Copy each of the entries below faithfully, setting aside any pictures.

== Provided entries

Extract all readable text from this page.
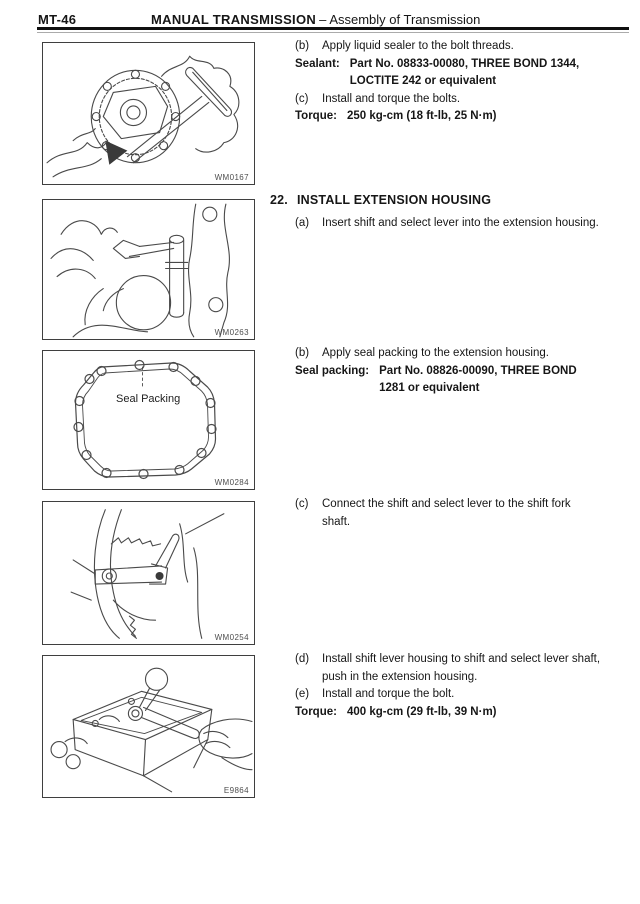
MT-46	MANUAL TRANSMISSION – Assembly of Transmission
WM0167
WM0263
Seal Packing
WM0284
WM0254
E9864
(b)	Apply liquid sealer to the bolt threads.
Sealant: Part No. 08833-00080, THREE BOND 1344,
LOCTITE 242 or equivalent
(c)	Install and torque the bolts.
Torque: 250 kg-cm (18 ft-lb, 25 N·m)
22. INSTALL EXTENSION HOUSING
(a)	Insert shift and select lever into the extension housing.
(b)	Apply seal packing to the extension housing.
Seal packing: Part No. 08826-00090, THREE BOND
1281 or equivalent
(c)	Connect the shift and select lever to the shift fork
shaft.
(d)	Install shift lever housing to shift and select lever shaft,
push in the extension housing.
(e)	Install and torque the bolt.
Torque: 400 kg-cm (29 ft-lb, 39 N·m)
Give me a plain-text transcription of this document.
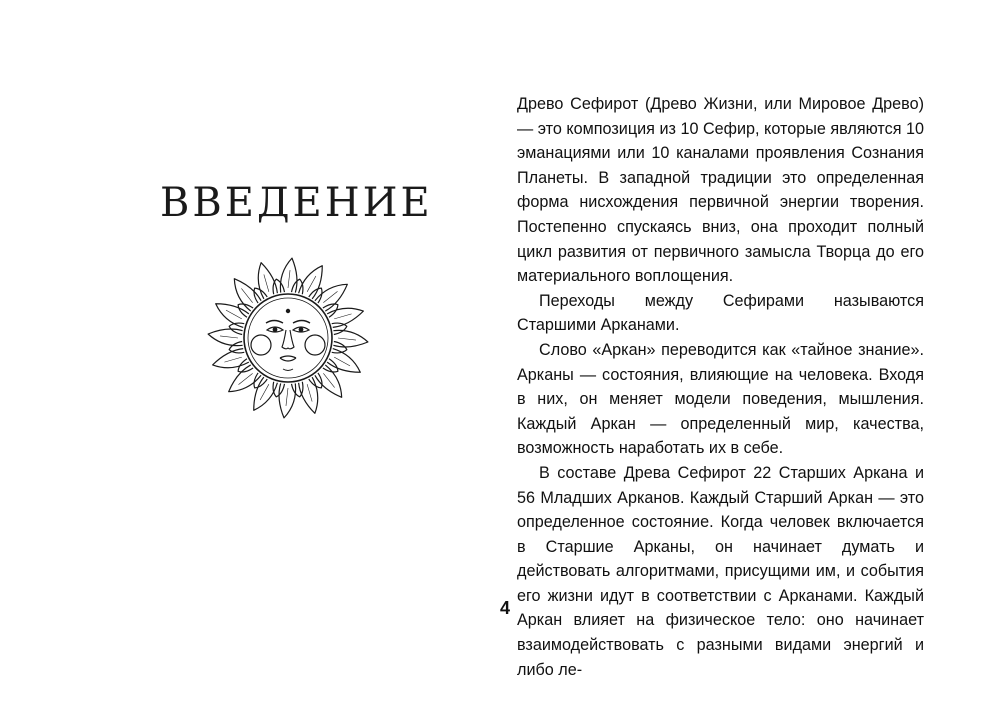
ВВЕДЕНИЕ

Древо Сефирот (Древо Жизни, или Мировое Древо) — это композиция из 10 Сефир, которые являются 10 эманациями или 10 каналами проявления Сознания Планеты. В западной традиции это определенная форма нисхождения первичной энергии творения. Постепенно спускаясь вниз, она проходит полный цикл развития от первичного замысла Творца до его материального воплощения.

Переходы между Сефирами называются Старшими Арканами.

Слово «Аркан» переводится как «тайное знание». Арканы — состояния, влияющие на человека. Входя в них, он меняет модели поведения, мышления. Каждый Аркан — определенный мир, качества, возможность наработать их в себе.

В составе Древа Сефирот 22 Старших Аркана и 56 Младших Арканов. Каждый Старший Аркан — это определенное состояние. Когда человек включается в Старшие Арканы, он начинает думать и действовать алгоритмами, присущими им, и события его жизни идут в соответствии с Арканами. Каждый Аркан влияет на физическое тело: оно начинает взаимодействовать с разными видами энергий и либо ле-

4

====

#### Finished answer:
Extract all readable text from this page.
MT-46	MANUAL TRANSMISSION – Assembly of Transmission
WM0167
WM0263
Seal Packing
WM0284
WM0254
E9864
(b)	Apply liquid sealer to the bolt threads.
Sealant: Part No. 08833-00080, THREE BOND 1344,
LOCTITE 242 or equivalent
(c)	Install and torque the bolts.
Torque: 250 kg-cm (18 ft-lb, 25 N·m)
22. INSTALL EXTENSION HOUSING
(a)	Insert shift and select lever into the extension housing.
(b)	Apply seal packing to the extension housing.
Seal packing: Part No. 08826-00090, THREE BOND
1281 or equivalent
(c)	Connect the shift and select lever to the shift fork
shaft.
(d)	Install shift lever housing to shift and select lever shaft,
push in the extension housing.
(e)	Install and torque the bolt.
Torque: 400 kg-cm (29 ft-lb, 39 N·m)
Give me a plain-text transcription of this document.
ВВЕДЕНИЕ

Древо Сефирот (Древо Жизни, или Мировое Древо) — это композиция из 10 Сефир, которые являются 10 эманациями или 10 каналами проявления Сознания Планеты. В западной традиции это определенная форма нисхождения первичной энергии творения. Постепенно спускаясь вниз, она проходит полный цикл развития от первичного замысла Творца до его материального воплощения.

Переходы между Сефирами называются Старшими Арканами.

Слово «Аркан» переводится как «тайное знание». Арканы — состояния, влияющие на человека. Входя в них, он меняет модели поведения, мышления. Каждый Аркан — определенный мир, качества, возможность наработать их в себе.

В составе Древа Сефирот 22 Старших Аркана и 56 Младших Арканов. Каждый Старший Аркан — это определенное состояние. Когда человек включается в Старшие Арканы, он начинает думать и действовать алгоритмами, присущими им, и события его жизни идут в соответствии с Арканами. Каждый Аркан влияет на физическое тело: оно начинает взаимодействовать с разными видами энергий и либо ле-

4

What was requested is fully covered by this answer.